- [REQUIREMENT 1]: Summarize the introduction in two sentences.
- [REQUIREMENT 2]:
Answer these questions using the introduction, one line for each:
(a) How is the agent's environment modeled?
(b) What principle do most provably efficient learning algorithms use to encourage exploration?
(c) In PSRL, what is sampled from the posterior distribution at the start of an episode?
- [REQUIREMENT 3]: Transcribe the introduction from "We study an" up to and including "opposed to optimism.".

- [GIVEN PASSAGE]:
--------

(More) Efficient Reinforcement Learning via Posterior Sampling

Ian Osband, Daniel Russo, Benjamin Van Roy

Introduction

We consider the classical reinforcement learning problem of an agent interacting with its environment while trying to maximize total reward accumulated over time . The agent’s environment is modeled as a Markov decision process (MDP), but the agent is uncertain about the true dynamics of the MDP. As the agent interacts with its environment, it observes the outcomes that result from previous states and actions, and learns about the system dynamics. This leads to a fundamental tradeoff: by exploring poorly-understood states and actions the agent can learn to improve future performance, but it may attain better short-run performance by exploiting its existing knowledge.

Naïve optimization using point estimates for unknown variables overstates an agent’s knowledge, and can lead to premature and suboptimal exploitation. To offset this, the majority of provably efficient learning algorithms use a principle known as optimism in the face of uncertainty to encourage exploration. In such an algorithm, each state and action is afforded some optimism bonus such that their value to the agent is modeled to be as high as is statistically plausible. The agent will then choose a policy that is optimal under this “optimistic” model of the environment. This incentivizes exploration since poorly-understood states and actions will receive a higher optimism bonus. As the agent resolves its uncertainty, the effect of optimism is reduced and the agent’s behavior approaches optimality. Many authors have provided strong theoretical guarantees for optimistic algorithms . In fact, almost all reinforcement learning algorithms with polynomial bounds on sample complexity employ optimism to guide exploration.

We study an alternative approach to efficient exploration, posterior sampling, and provide finite time bounds on regret. We model the agent’s initial uncertainty over the environment through a prior distribution.For an MDP, this might be a prior over transition dynamics and reward distributions. At the start of each episode, the agent chooses a new policy, which it follows for the duration of the episode. Posterior sampling for reinforcement learning (PSRL) selects this policy through two simple steps. First, a single instance of the environment is sampled from the posterior distribution at the start of an episode. Then, PSRL solves for and executes the policy that is optimal under the sampled environment over the episode. PSRL randomly selects policies according to the probability they are optimal; exploration is guided by the variance of sampled policies as opposed to optimism.

--------

- [RECORD LIST]:
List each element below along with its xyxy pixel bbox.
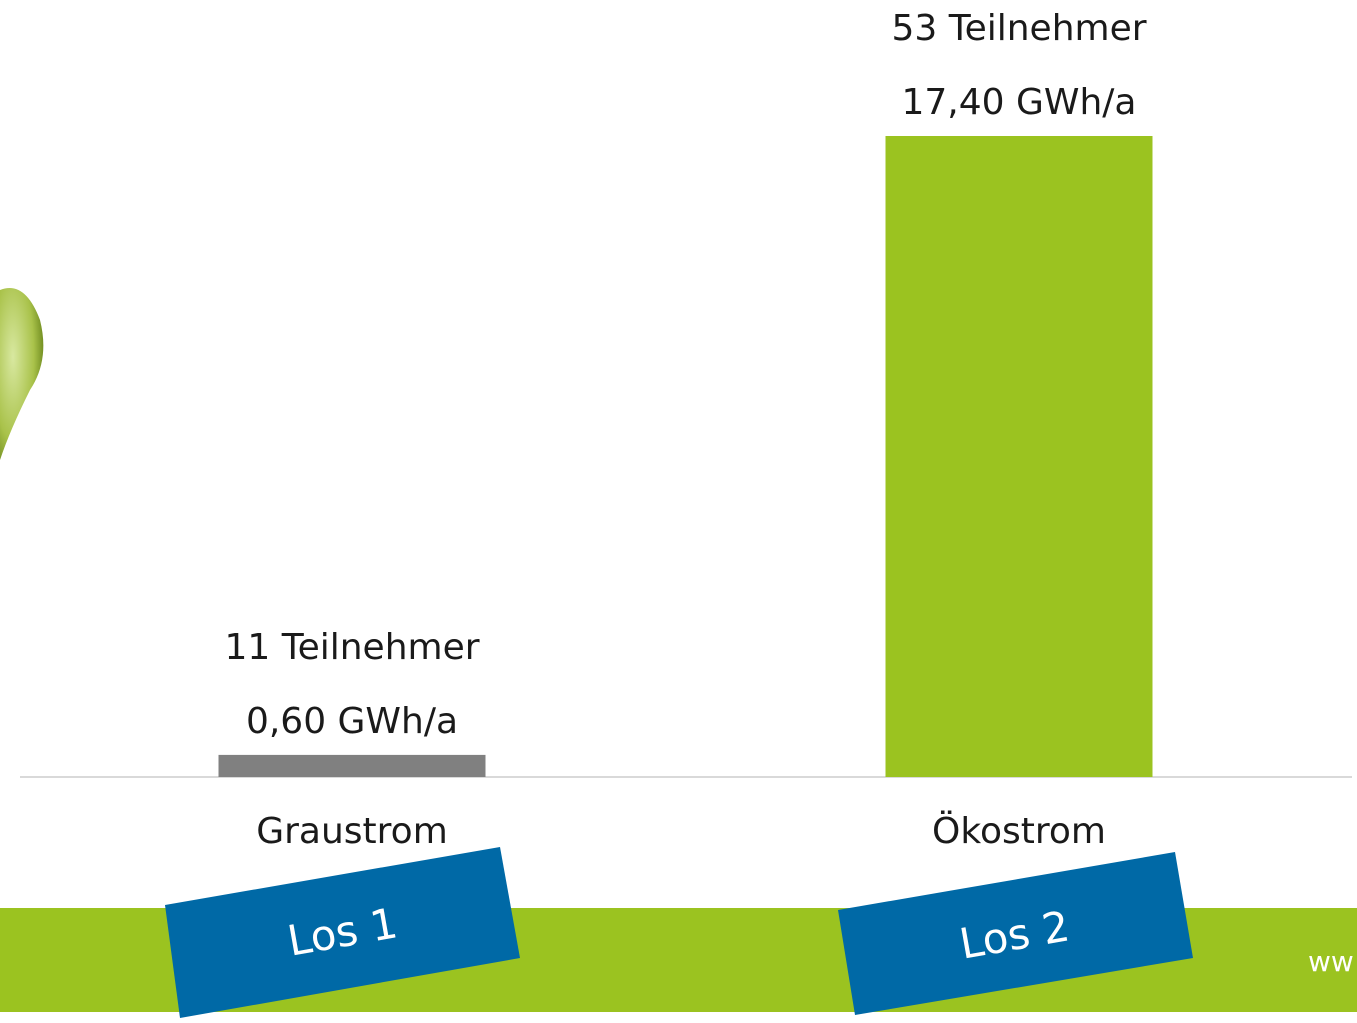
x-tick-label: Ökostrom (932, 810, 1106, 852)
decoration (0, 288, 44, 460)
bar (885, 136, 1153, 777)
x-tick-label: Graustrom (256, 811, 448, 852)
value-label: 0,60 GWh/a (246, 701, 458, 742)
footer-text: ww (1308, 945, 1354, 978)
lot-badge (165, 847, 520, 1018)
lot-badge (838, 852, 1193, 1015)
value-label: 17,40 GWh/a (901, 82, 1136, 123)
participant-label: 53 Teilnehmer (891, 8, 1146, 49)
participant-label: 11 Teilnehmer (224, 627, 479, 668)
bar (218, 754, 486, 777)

--------

- [CORRECT ANSWER 1]: An agent learning an uncertain Markov decision process must balance exploring poorly understood states and actions against exploiting its existing knowledge, and most provably efficient algorithms handle this by adding optimism bonuses that make uncertain options look as valuable as is statistically plausible. The authors instead study posterior sampling for reinforcement learning (PSRL): at the start of each episode it samples one environment from the posterior distribution and follows the policy that is optimal for that sample, so exploration is guided by the variance of sampled policies rather than by optimism.

- [CORRECT ANSWER 2]:
(a) As a Markov decision process (MDP).
(b) Optimism in the face of uncertainty.
(c) A single instance of the environment.

- [CORRECT ANSWER 3]:
We study an alternative approach to efficient exploration, posterior sampling, and provide finite time bounds on regret. We model the agent’s initial uncertainty over the environment through a prior distribution.For an MDP, this might be a prior over transition dynamics and reward distributions. At the start of each episode, the agent chooses a new policy, which it follows for the duration of the episode. Posterior sampling for reinforcement learning (PSRL) selects this policy through two simple steps. First, a single instance of the environment is sampled from the posterior distribution at the start of an episode. Then, PSRL solves for and executes the policy that is optimal under the sampled environment over the episode. PSRL randomly selects policies according to the probability they are optimal; exploration is guided by the variance of sampled policies as opposed to optimism.